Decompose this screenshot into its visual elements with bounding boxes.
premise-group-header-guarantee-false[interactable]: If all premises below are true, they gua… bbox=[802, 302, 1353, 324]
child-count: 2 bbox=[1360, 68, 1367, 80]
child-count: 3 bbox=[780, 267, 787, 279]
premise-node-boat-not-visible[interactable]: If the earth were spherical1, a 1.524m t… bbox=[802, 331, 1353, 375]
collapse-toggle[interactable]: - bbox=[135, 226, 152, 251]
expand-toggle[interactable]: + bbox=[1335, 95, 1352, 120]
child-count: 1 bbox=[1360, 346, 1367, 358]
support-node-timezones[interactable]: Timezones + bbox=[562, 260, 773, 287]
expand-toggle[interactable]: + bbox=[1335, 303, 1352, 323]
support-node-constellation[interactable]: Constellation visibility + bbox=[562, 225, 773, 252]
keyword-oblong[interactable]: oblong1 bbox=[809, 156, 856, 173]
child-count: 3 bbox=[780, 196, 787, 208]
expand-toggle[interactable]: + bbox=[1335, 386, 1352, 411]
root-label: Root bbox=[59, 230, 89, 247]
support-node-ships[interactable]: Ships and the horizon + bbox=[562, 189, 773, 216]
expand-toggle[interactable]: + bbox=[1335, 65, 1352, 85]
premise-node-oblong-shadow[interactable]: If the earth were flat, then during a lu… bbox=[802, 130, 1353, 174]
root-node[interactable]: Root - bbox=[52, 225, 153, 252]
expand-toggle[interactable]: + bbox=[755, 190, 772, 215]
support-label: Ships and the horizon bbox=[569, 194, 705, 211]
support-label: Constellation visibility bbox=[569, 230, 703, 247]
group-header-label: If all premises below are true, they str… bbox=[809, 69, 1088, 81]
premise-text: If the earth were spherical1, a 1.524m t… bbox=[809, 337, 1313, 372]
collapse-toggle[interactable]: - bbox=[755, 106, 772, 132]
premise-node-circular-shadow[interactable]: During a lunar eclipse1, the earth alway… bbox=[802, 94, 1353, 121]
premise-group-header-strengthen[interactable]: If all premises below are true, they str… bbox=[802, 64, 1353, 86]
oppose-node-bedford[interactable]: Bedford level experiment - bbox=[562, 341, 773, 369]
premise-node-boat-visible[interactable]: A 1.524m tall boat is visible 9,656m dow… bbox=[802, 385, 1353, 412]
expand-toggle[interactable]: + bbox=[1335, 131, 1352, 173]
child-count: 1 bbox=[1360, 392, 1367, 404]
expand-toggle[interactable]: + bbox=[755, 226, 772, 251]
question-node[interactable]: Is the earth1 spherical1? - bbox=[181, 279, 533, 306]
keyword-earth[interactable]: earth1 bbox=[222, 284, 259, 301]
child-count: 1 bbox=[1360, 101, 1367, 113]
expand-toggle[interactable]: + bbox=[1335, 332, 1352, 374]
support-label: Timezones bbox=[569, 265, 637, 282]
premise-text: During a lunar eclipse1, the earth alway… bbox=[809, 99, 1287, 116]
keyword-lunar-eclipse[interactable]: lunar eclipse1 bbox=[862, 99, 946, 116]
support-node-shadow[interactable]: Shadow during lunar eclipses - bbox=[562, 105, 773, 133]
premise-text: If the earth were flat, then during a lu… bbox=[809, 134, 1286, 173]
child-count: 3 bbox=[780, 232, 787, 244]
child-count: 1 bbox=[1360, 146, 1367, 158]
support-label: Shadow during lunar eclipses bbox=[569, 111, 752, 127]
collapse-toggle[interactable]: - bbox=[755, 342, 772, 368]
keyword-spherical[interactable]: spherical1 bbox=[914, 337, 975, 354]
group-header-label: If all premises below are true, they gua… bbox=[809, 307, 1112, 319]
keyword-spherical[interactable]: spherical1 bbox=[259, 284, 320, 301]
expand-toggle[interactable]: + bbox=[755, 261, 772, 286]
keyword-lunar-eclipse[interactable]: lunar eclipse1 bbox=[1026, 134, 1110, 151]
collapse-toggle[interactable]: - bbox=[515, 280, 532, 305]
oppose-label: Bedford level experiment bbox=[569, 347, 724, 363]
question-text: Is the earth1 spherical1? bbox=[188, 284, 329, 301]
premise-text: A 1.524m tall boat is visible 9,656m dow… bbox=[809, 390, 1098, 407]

________________________

● **PROBLEM**:
Retype every item above word for word, keeping each line and its order unchanged.

● **RESULT OF THE EXERCISE**:
Decompose this screenshot into its visual elements with bounding boxes.
premise-group-header-guarantee-false[interactable]: If all premises below are true, they gua… bbox=[802, 302, 1353, 324]
child-count: 2 bbox=[1360, 68, 1367, 80]
child-count: 3 bbox=[780, 267, 787, 279]
premise-node-boat-not-visible[interactable]: If the earth were spherical1, a 1.524m t… bbox=[802, 331, 1353, 375]
collapse-toggle[interactable]: - bbox=[135, 226, 152, 251]
expand-toggle[interactable]: + bbox=[1335, 95, 1352, 120]
child-count: 1 bbox=[1360, 346, 1367, 358]
support-node-timezones[interactable]: Timezones + bbox=[562, 260, 773, 287]
expand-toggle[interactable]: + bbox=[1335, 303, 1352, 323]
support-node-constellation[interactable]: Constellation visibility + bbox=[562, 225, 773, 252]
keyword-oblong[interactable]: oblong1 bbox=[809, 156, 856, 173]
child-count: 3 bbox=[780, 196, 787, 208]
expand-toggle[interactable]: + bbox=[1335, 386, 1352, 411]
root-label: Root bbox=[59, 230, 89, 247]
support-node-ships[interactable]: Ships and the horizon + bbox=[562, 189, 773, 216]
expand-toggle[interactable]: + bbox=[1335, 65, 1352, 85]
premise-node-oblong-shadow[interactable]: If the earth were flat, then during a lu… bbox=[802, 130, 1353, 174]
root-node[interactable]: Root - bbox=[52, 225, 153, 252]
expand-toggle[interactable]: + bbox=[755, 190, 772, 215]
support-label: Ships and the horizon bbox=[569, 194, 705, 211]
support-label: Constellation visibility bbox=[569, 230, 703, 247]
group-header-label: If all premises below are true, they str… bbox=[809, 69, 1088, 81]
premise-text: If the earth were spherical1, a 1.524m t… bbox=[809, 337, 1313, 372]
collapse-toggle[interactable]: - bbox=[755, 106, 772, 132]
premise-node-circular-shadow[interactable]: During a lunar eclipse1, the earth alway… bbox=[802, 94, 1353, 121]
premise-group-header-strengthen[interactable]: If all premises below are true, they str… bbox=[802, 64, 1353, 86]
oppose-node-bedford[interactable]: Bedford level experiment - bbox=[562, 341, 773, 369]
premise-node-boat-visible[interactable]: A 1.524m tall boat is visible 9,656m dow… bbox=[802, 385, 1353, 412]
expand-toggle[interactable]: + bbox=[1335, 131, 1352, 173]
child-count: 1 bbox=[1360, 392, 1367, 404]
expand-toggle[interactable]: + bbox=[755, 226, 772, 251]
question-node[interactable]: Is the earth1 spherical1? - bbox=[181, 279, 533, 306]
keyword-earth[interactable]: earth1 bbox=[222, 284, 259, 301]
child-count: 1 bbox=[1360, 101, 1367, 113]
expand-toggle[interactable]: + bbox=[1335, 332, 1352, 374]
support-label: Timezones bbox=[569, 265, 637, 282]
premise-text: During a lunar eclipse1, the earth alway… bbox=[809, 99, 1287, 116]
keyword-lunar-eclipse[interactable]: lunar eclipse1 bbox=[862, 99, 946, 116]
support-node-shadow[interactable]: Shadow during lunar eclipses - bbox=[562, 105, 773, 133]
premise-text: If the earth were flat, then during a lu… bbox=[809, 134, 1286, 173]
child-count: 3 bbox=[780, 232, 787, 244]
child-count: 1 bbox=[1360, 146, 1367, 158]
support-label: Shadow during lunar eclipses bbox=[569, 111, 752, 127]
collapse-toggle[interactable]: - bbox=[755, 342, 772, 368]
keyword-spherical[interactable]: spherical1 bbox=[914, 337, 975, 354]
group-header-label: If all premises below are true, they gua… bbox=[809, 307, 1112, 319]
keyword-spherical[interactable]: spherical1 bbox=[259, 284, 320, 301]
expand-toggle[interactable]: + bbox=[755, 261, 772, 286]
keyword-lunar-eclipse[interactable]: lunar eclipse1 bbox=[1026, 134, 1110, 151]
collapse-toggle[interactable]: - bbox=[515, 280, 532, 305]
oppose-label: Bedford level experiment bbox=[569, 347, 724, 363]
question-text: Is the earth1 spherical1? bbox=[188, 284, 329, 301]
premise-text: A 1.524m tall boat is visible 9,656m dow… bbox=[809, 390, 1098, 407]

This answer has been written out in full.